(Extracted records)

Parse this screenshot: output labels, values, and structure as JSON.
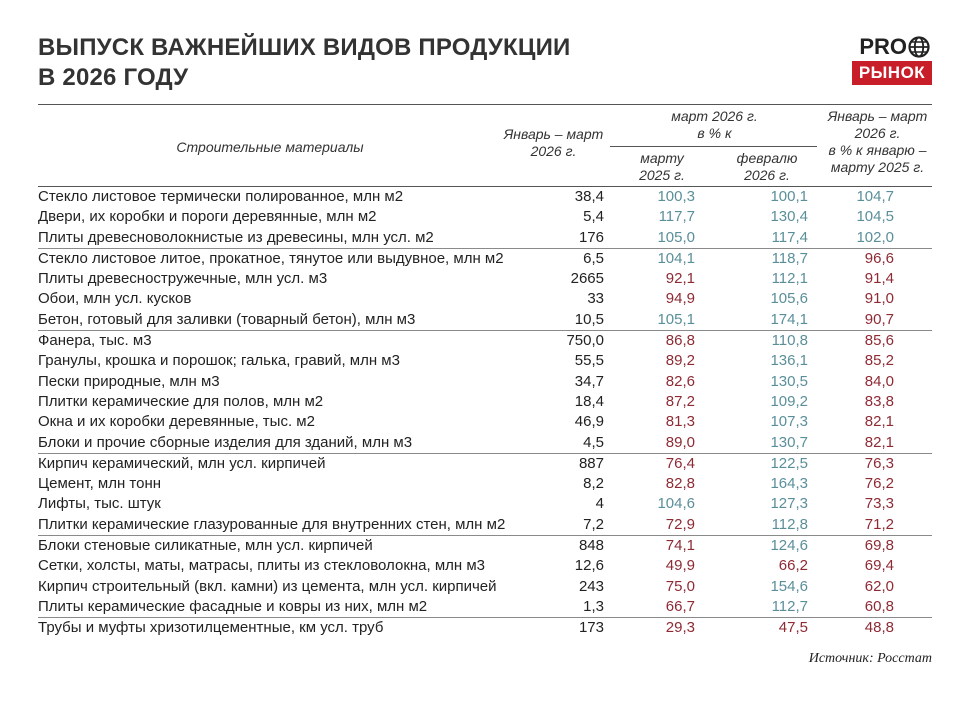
{
  "title_line1": "ВЫПУСК ВАЖНЕЙШИХ ВИДОВ ПРОДУКЦИИ",
  "title_line2": "В 2026 ГОДУ",
  "logo": {
    "top": "PRO",
    "bottom": "РЫНОК",
    "accent": "#c81e2a"
  },
  "header": {
    "category": "Строительные материалы",
    "col1_l1": "Январь – март",
    "col1_l2": "2026 г.",
    "group_l1": "март 2026 г.",
    "group_l2": "в % к",
    "col2_l1": "марту",
    "col2_l2": "2025 г.",
    "col3_l1": "февралю",
    "col3_l2": "2026 г.",
    "col4_l1": "Январь – март",
    "col4_l2": "2026 г.",
    "col4_l3": "в % к январю –",
    "col4_l4": "марту 2025 г."
  },
  "colors": {
    "growth": "#5a8f9a",
    "decline": "#8e2a34"
  },
  "chart_data": {
    "type": "table",
    "columns": [
      "Строительные материалы",
      "Январь – март 2026 г.",
      "март 2026 г. в % к марту 2025 г.",
      "март 2026 г. в % к февралю 2026 г.",
      "Январь – март 2026 г. в % к январю – марту 2025 г."
    ],
    "rows": [
      {
        "name": "Стекло листовое термически полированное, млн м2",
        "value": "38,4",
        "mar_yoy": "100,3",
        "mar_mom": "100,1",
        "q1_yoy": "104,7",
        "group_start": false
      },
      {
        "name": "Двери, их коробки и пороги деревянные, млн м2",
        "value": "5,4",
        "mar_yoy": "117,7",
        "mar_mom": "130,4",
        "q1_yoy": "104,5",
        "group_start": false
      },
      {
        "name": "Плиты древесноволокнистые из древесины, млн усл. м2",
        "value": "176",
        "mar_yoy": "105,0",
        "mar_mom": "117,4",
        "q1_yoy": "102,0",
        "group_start": false
      },
      {
        "name": "Стекло листовое литое, прокатное, тянутое или выдувное, млн м2",
        "value": "6,5",
        "mar_yoy": "104,1",
        "mar_mom": "118,7",
        "q1_yoy": "96,6",
        "group_start": true
      },
      {
        "name": "Плиты древесностружечные, млн усл. м3",
        "value": "2665",
        "mar_yoy": "92,1",
        "mar_mom": "112,1",
        "q1_yoy": "91,4",
        "group_start": false
      },
      {
        "name": "Обои, млн усл. кусков",
        "value": "33",
        "mar_yoy": "94,9",
        "mar_mom": "105,6",
        "q1_yoy": "91,0",
        "group_start": false
      },
      {
        "name": "Бетон, готовый для заливки (товарный бетон), млн м3",
        "value": "10,5",
        "mar_yoy": "105,1",
        "mar_mom": "174,1",
        "q1_yoy": "90,7",
        "group_start": false
      },
      {
        "name": "Фанера, тыс. м3",
        "value": "750,0",
        "mar_yoy": "86,8",
        "mar_mom": "110,8",
        "q1_yoy": "85,6",
        "group_start": true
      },
      {
        "name": "Гранулы, крошка и порошок; галька, гравий, млн м3",
        "value": "55,5",
        "mar_yoy": "89,2",
        "mar_mom": "136,1",
        "q1_yoy": "85,2",
        "group_start": false
      },
      {
        "name": "Пески природные, млн м3",
        "value": "34,7",
        "mar_yoy": "82,6",
        "mar_mom": "130,5",
        "q1_yoy": "84,0",
        "group_start": false
      },
      {
        "name": "Плитки керамические для полов, млн м2",
        "value": "18,4",
        "mar_yoy": "87,2",
        "mar_mom": "109,2",
        "q1_yoy": "83,8",
        "group_start": false
      },
      {
        "name": "Окна и их коробки деревянные, тыс. м2",
        "value": "46,9",
        "mar_yoy": "81,3",
        "mar_mom": "107,3",
        "q1_yoy": "82,1",
        "group_start": false
      },
      {
        "name": "Блоки и прочие сборные изделия для зданий, млн м3",
        "value": "4,5",
        "mar_yoy": "89,0",
        "mar_mom": "130,7",
        "q1_yoy": "82,1",
        "group_start": false
      },
      {
        "name": "Кирпич керамический, млн усл. кирпичей",
        "value": "887",
        "mar_yoy": "76,4",
        "mar_mom": "122,5",
        "q1_yoy": "76,3",
        "group_start": true
      },
      {
        "name": "Цемент, млн тонн",
        "value": "8,2",
        "mar_yoy": "82,8",
        "mar_mom": "164,3",
        "q1_yoy": "76,2",
        "group_start": false
      },
      {
        "name": "Лифты, тыс. штук",
        "value": "4",
        "mar_yoy": "104,6",
        "mar_mom": "127,3",
        "q1_yoy": "73,3",
        "group_start": false
      },
      {
        "name": "Плитки керамические глазурованные для внутренних стен, млн м2",
        "value": "7,2",
        "mar_yoy": "72,9",
        "mar_mom": "112,8",
        "q1_yoy": "71,2",
        "group_start": false
      },
      {
        "name": "Блоки стеновые силикатные, млн усл. кирпичей",
        "value": "848",
        "mar_yoy": "74,1",
        "mar_mom": "124,6",
        "q1_yoy": "69,8",
        "group_start": true
      },
      {
        "name": "Сетки, холсты, маты, матрасы, плиты из стекловолокна, млн м3",
        "value": "12,6",
        "mar_yoy": "49,9",
        "mar_mom": "66,2",
        "q1_yoy": "69,4",
        "group_start": false
      },
      {
        "name": "Кирпич строительный (вкл. камни) из цемента, млн усл. кирпичей",
        "value": "243",
        "mar_yoy": "75,0",
        "mar_mom": "154,6",
        "q1_yoy": "62,0",
        "group_start": false
      },
      {
        "name": "Плиты керамические фасадные и ковры из них, млн м2",
        "value": "1,3",
        "mar_yoy": "66,7",
        "mar_mom": "112,7",
        "q1_yoy": "60,8",
        "group_start": false
      },
      {
        "name": "Трубы и муфты хризотилцементные, км усл. труб",
        "value": "173",
        "mar_yoy": "29,3",
        "mar_mom": "47,5",
        "q1_yoy": "48,8",
        "group_start": true
      }
    ]
  },
  "source": "Источник: Росстат"
}
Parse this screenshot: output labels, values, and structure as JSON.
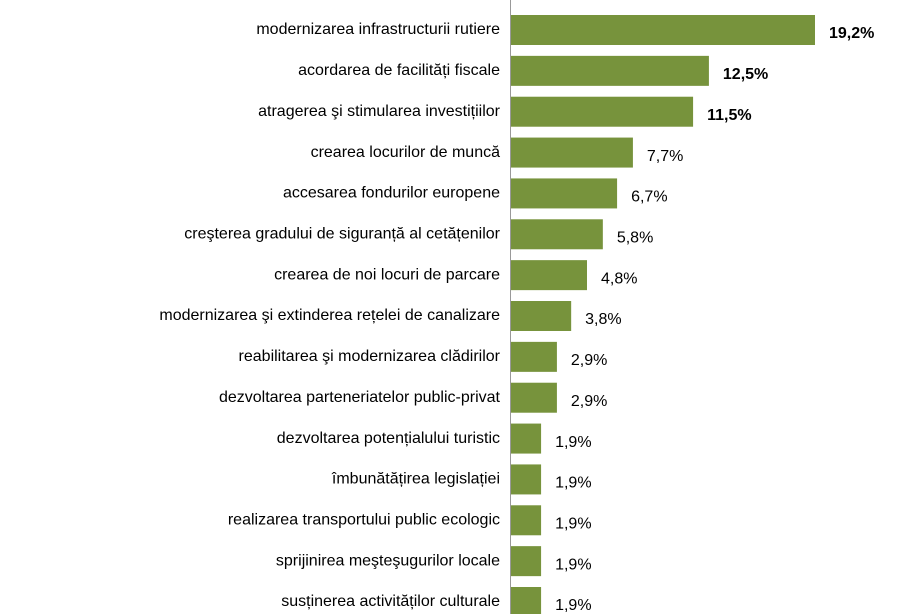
{
  "chart_data": {
    "type": "bar",
    "orientation": "horizontal",
    "color": "#77933c",
    "categories": [
      "modernizarea infrastructurii rutiere",
      "acordarea de facilități fiscale",
      "atragerea şi stimularea investițiilor",
      "crearea locurilor de muncă",
      "accesarea fondurilor europene",
      "creşterea gradului de siguranță al cetățenilor",
      "crearea de noi locuri de parcare",
      "modernizarea şi extinderea rețelei de canalizare",
      "reabilitarea şi modernizarea clădirilor",
      "dezvoltarea parteneriatelor public-privat",
      "dezvoltarea potențialului turistic",
      "îmbunătățirea legislației",
      "realizarea transportului public  ecologic",
      "sprijinirea meşteşugurilor locale",
      "susținerea activităților culturale"
    ],
    "values": [
      19.2,
      12.5,
      11.5,
      7.7,
      6.7,
      5.8,
      4.8,
      3.8,
      2.9,
      2.9,
      1.9,
      1.9,
      1.9,
      1.9,
      1.9
    ],
    "value_labels": [
      "19,2%",
      "12,5%",
      "11,5%",
      "7,7%",
      "6,7%",
      "5,8%",
      "4,8%",
      "3,8%",
      "2,9%",
      "2,9%",
      "1,9%",
      "1,9%",
      "1,9%",
      "1,9%",
      "1,9%"
    ]
  }
}
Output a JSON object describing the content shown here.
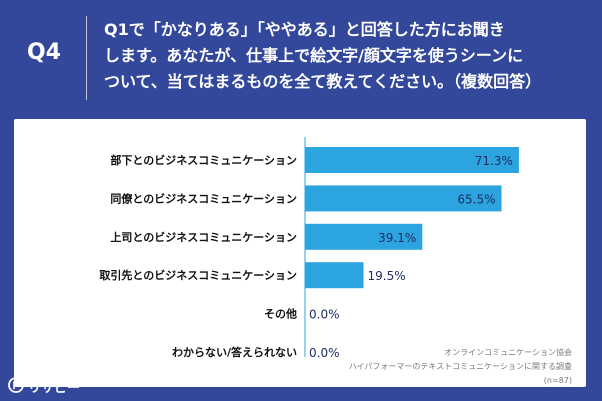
{
  "header": {
    "question_number": "Q4",
    "question_lines": [
      "Q1で「かなりある」「ややある」と回答した方にお聞き",
      "します。あなたが、仕事上で絵文字/顔文字を使うシーンに",
      "ついて、当てはまるものを全て教えてください。（複数回答）"
    ]
  },
  "colors": {
    "background": "#33489a",
    "bar": "#2ba4e0",
    "panel": "#ffffff"
  },
  "chart_data": {
    "type": "bar",
    "orientation": "horizontal",
    "categories": [
      "部下とのビジネスコミュニケーション",
      "同僚とのビジネスコミュニケーション",
      "上司とのビジネスコミュニケーション",
      "取引先とのビジネスコミュニケーション",
      "その他",
      "わからない/答えられない"
    ],
    "values": [
      71.3,
      65.5,
      39.1,
      19.5,
      0.0,
      0.0
    ],
    "value_labels": [
      "71.3%",
      "65.5%",
      "39.1%",
      "19.5%",
      "0.0%",
      "0.0%"
    ],
    "unit": "%",
    "xlim": [
      0,
      100
    ],
    "title": "",
    "xlabel": "",
    "ylabel": ""
  },
  "footnote": {
    "source_lines": [
      "オンラインコミュニケーション協会",
      "ハイパフォーマーのテキストコミュニケーションに関する調査",
      "(n=87)"
    ]
  },
  "logo": {
    "text": "リサピー",
    "icon": "speech-bubble-p-icon"
  }
}
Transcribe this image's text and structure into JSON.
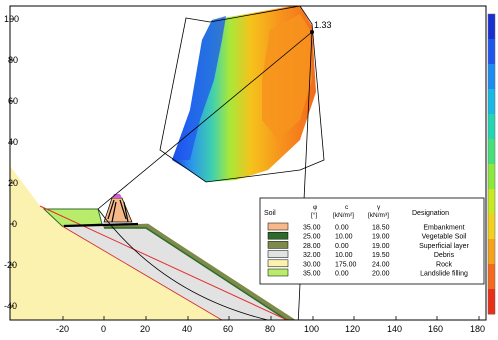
{
  "axes": {
    "x_ticks": [
      "-20",
      "0",
      "20",
      "40",
      "60",
      "80",
      "100",
      "120",
      "140",
      "160",
      "180"
    ],
    "y_ticks": [
      "100",
      "80",
      "60",
      "40",
      "20",
      "0",
      "-20",
      "-40"
    ]
  },
  "factor_of_safety": "1.33",
  "legend": {
    "headers": {
      "soil": "Soil",
      "phi": "φ",
      "phi_unit": "[°]",
      "c": "c",
      "c_unit": "[kN/m²]",
      "gamma": "γ",
      "gamma_unit": "[kN/m³]",
      "designation": "Designation"
    },
    "rows": [
      {
        "color": "#f7b98a",
        "phi": "35.00",
        "c": "0.00",
        "gamma": "18.50",
        "name": "Embankment"
      },
      {
        "color": "#2d6b2d",
        "phi": "25.00",
        "c": "10.00",
        "gamma": "19.00",
        "name": "Vegetable Soil"
      },
      {
        "color": "#7d8a4a",
        "phi": "28.00",
        "c": "0.00",
        "gamma": "19.00",
        "name": "Superficial layer"
      },
      {
        "color": "#e2e2e2",
        "phi": "32.00",
        "c": "10.00",
        "gamma": "19.50",
        "name": "Debris"
      },
      {
        "color": "#fbf2b0",
        "phi": "30.00",
        "c": "175.00",
        "gamma": "24.00",
        "name": "Rock"
      },
      {
        "color": "#b8ec6a",
        "phi": "35.00",
        "c": "0.00",
        "gamma": "20.00",
        "name": "Landslide filling"
      }
    ]
  },
  "color_scale": [
    "#1a2fd0",
    "#1f55ee",
    "#1c8bf2",
    "#19b8e6",
    "#22d6b3",
    "#46e07a",
    "#8ce83c",
    "#c8e820",
    "#f2d11c",
    "#f7a21d",
    "#f56a1c",
    "#ea2e18"
  ],
  "colors": {
    "plot_border": "#000000",
    "rock": "#fbf2b0",
    "slip_surface": "#e03030"
  }
}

■ **Task brief**
Report only the number of lines that hold the word "кирпичей".

■ **Expected answer**
3